- [Do this] Retype all of the listing exactly, passing over any picture you find.

**** Provided material ****

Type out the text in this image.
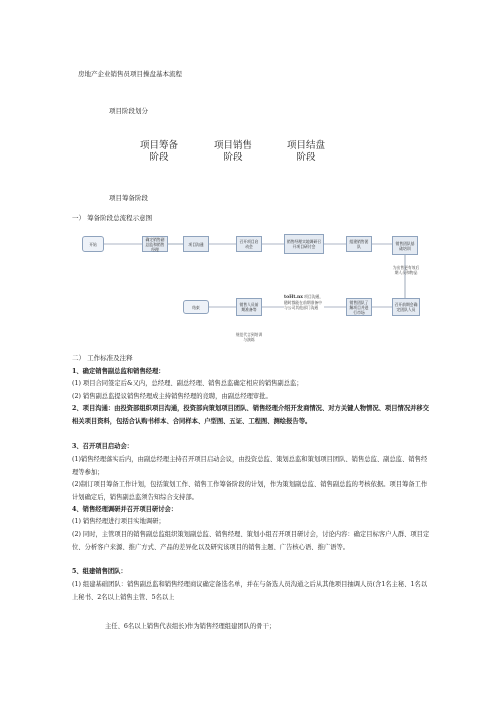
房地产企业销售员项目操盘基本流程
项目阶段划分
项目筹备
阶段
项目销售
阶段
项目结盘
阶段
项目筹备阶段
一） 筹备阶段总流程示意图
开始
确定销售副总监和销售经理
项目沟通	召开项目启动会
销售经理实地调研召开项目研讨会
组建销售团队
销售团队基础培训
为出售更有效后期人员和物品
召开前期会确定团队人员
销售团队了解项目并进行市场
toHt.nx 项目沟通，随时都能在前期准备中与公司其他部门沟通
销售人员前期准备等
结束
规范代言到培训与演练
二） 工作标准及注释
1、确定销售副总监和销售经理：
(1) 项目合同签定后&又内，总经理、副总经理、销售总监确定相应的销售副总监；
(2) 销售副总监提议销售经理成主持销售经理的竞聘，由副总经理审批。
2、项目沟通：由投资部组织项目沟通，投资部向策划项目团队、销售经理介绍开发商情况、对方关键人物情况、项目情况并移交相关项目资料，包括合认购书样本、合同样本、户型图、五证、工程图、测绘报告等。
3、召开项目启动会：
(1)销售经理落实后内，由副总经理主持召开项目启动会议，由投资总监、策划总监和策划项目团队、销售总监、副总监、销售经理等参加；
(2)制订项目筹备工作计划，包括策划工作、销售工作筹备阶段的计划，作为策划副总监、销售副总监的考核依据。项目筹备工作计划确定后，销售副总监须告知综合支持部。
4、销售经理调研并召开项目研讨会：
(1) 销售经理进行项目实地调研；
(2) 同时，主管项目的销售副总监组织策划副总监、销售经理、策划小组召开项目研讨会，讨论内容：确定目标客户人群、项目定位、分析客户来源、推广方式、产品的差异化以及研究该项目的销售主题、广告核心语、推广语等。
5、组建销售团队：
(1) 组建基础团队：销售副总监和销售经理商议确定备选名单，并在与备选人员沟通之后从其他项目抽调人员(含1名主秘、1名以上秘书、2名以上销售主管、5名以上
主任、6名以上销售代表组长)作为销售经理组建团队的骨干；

****

- [Full solution]
Type out the text in this image.
房地产企业销售员项目操盘基本流程
项目阶段划分
项目筹备
阶段
项目销售
阶段
项目结盘
阶段
项目筹备阶段
一） 筹备阶段总流程示意图
开始
确定销售副总监和销售经理
项目沟通	召开项目启动会
销售经理实地调研召开项目研讨会
组建销售团队
销售团队基础培训
为出售更有效后期人员和物品
召开前期会确定团队人员
销售团队了解项目并进行市场
toHt.nx 项目沟通，随时都能在前期准备中与公司其他部门沟通
销售人员前期准备等
结束
规范代言到培训与演练
二） 工作标准及注释
1、确定销售副总监和销售经理：
(1) 项目合同签定后&又内，总经理、副总经理、销售总监确定相应的销售副总监；
(2) 销售副总监提议销售经理成主持销售经理的竞聘，由副总经理审批。
2、项目沟通：由投资部组织项目沟通，投资部向策划项目团队、销售经理介绍开发商情况、对方关键人物情况、项目情况并移交相关项目资料，包括合认购书样本、合同样本、户型图、五证、工程图、测绘报告等。
3、召开项目启动会：
(1)销售经理落实后内，由副总经理主持召开项目启动会议，由投资总监、策划总监和策划项目团队、销售总监、副总监、销售经理等参加；
(2)制订项目筹备工作计划，包括策划工作、销售工作筹备阶段的计划，作为策划副总监、销售副总监的考核依据。项目筹备工作计划确定后，销售副总监须告知综合支持部。
4、销售经理调研并召开项目研讨会：
(1) 销售经理进行项目实地调研；
(2) 同时，主管项目的销售副总监组织策划副总监、销售经理、策划小组召开项目研讨会，讨论内容：确定目标客户人群、项目定位、分析客户来源、推广方式、产品的差异化以及研究该项目的销售主题、广告核心语、推广语等。
5、组建销售团队：
(1) 组建基础团队：销售副总监和销售经理商议确定备选名单，并在与备选人员沟通之后从其他项目抽调人员(含1名主秘、1名以上秘书、2名以上销售主管、5名以上
主任、6名以上销售代表组长)作为销售经理组建团队的骨干；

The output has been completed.